— Start of Input rows —
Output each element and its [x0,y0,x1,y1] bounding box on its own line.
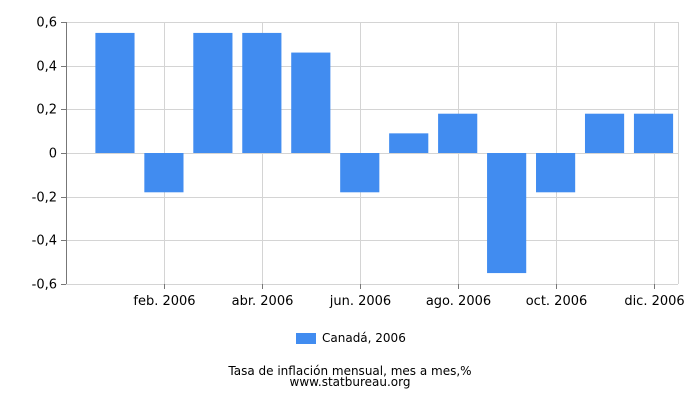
bar [633,113,674,153]
x-tick-label: dic. 2006 [624,294,684,309]
bar [389,133,429,153]
bar [95,32,135,153]
x-tick-label: jun. 2006 [329,294,391,309]
chart-subtitle: Tasa de inflación mensual, mes a mes,% [228,364,472,378]
x-tick-label: ago. 2006 [426,294,491,309]
bar [291,52,331,153]
bar [487,153,527,274]
x-tick-label: oct. 2006 [526,294,588,309]
y-tick-label: 0,2 [36,103,57,118]
x-axis-labels: feb. 2006 abr. 2006 jun. 2006 ago. 2006 oct.… [133,294,684,309]
legend-swatch [296,332,316,344]
y-tick-label: -0,4 [32,234,57,249]
bar [242,32,282,153]
source-link[interactable]: www.statbureau.org [289,375,411,389]
bar-chart: 0,6 0,4 0,2 0 -0,2 -0,4 -0,6 feb. 2006 abr. 200… [32,16,685,310]
bar [584,113,625,153]
y-tick-label: 0 [49,147,57,162]
axes [61,22,655,289]
y-tick-label: 0,6 [36,16,57,31]
x-tick-label: abr. 2006 [232,294,294,309]
bars [95,32,674,274]
bar [144,153,184,193]
bar [536,153,576,193]
bar [340,153,380,193]
y-axis-labels: 0,6 0,4 0,2 0 -0,2 -0,4 -0,6 [32,16,57,293]
y-tick-label: 0,4 [36,60,57,75]
bar [438,113,478,153]
legend-label: Canadá, 2006 [322,331,406,345]
legend: Canadá, 2006 [296,331,406,345]
x-tick-label: feb. 2006 [133,294,195,309]
bar [193,32,233,153]
y-tick-label: -0,2 [32,191,57,206]
y-tick-label: -0,6 [32,278,57,293]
— End of Input rows —
Written request. Can you print each line of the items above verbatim, leaving out the pictures?

Answer for the task.
Output each element and its [x0,y0,x1,y1] bounding box on its own line.
bar [633,113,674,153]
x-tick-label: dic. 2006 [624,294,684,309]
bar [389,133,429,153]
bar [95,32,135,153]
x-tick-label: jun. 2006 [329,294,391,309]
chart-subtitle: Tasa de inflación mensual, mes a mes,% [228,364,472,378]
x-tick-label: ago. 2006 [426,294,491,309]
bar [291,52,331,153]
bar [487,153,527,274]
x-tick-label: oct. 2006 [526,294,588,309]
y-tick-label: 0,2 [36,103,57,118]
x-axis-labels: feb. 2006 abr. 2006 jun. 2006 ago. 2006 oct.… [133,294,684,309]
legend-swatch [296,332,316,344]
y-tick-label: -0,4 [32,234,57,249]
bar [242,32,282,153]
source-link[interactable]: www.statbureau.org [289,375,411,389]
bar-chart: 0,6 0,4 0,2 0 -0,2 -0,4 -0,6 feb. 2006 abr. 200… [32,16,685,310]
bar [584,113,625,153]
y-tick-label: 0 [49,147,57,162]
axes [61,22,655,289]
y-tick-label: 0,6 [36,16,57,31]
x-tick-label: abr. 2006 [232,294,294,309]
bars [95,32,674,274]
bar [144,153,184,193]
bar [536,153,576,193]
bar [340,153,380,193]
y-axis-labels: 0,6 0,4 0,2 0 -0,2 -0,4 -0,6 [32,16,57,293]
y-tick-label: 0,4 [36,60,57,75]
bar [438,113,478,153]
legend-label: Canadá, 2006 [322,331,406,345]
legend: Canadá, 2006 [296,331,406,345]
x-tick-label: feb. 2006 [133,294,195,309]
bar [193,32,233,153]
y-tick-label: -0,2 [32,191,57,206]
y-tick-label: -0,6 [32,278,57,293]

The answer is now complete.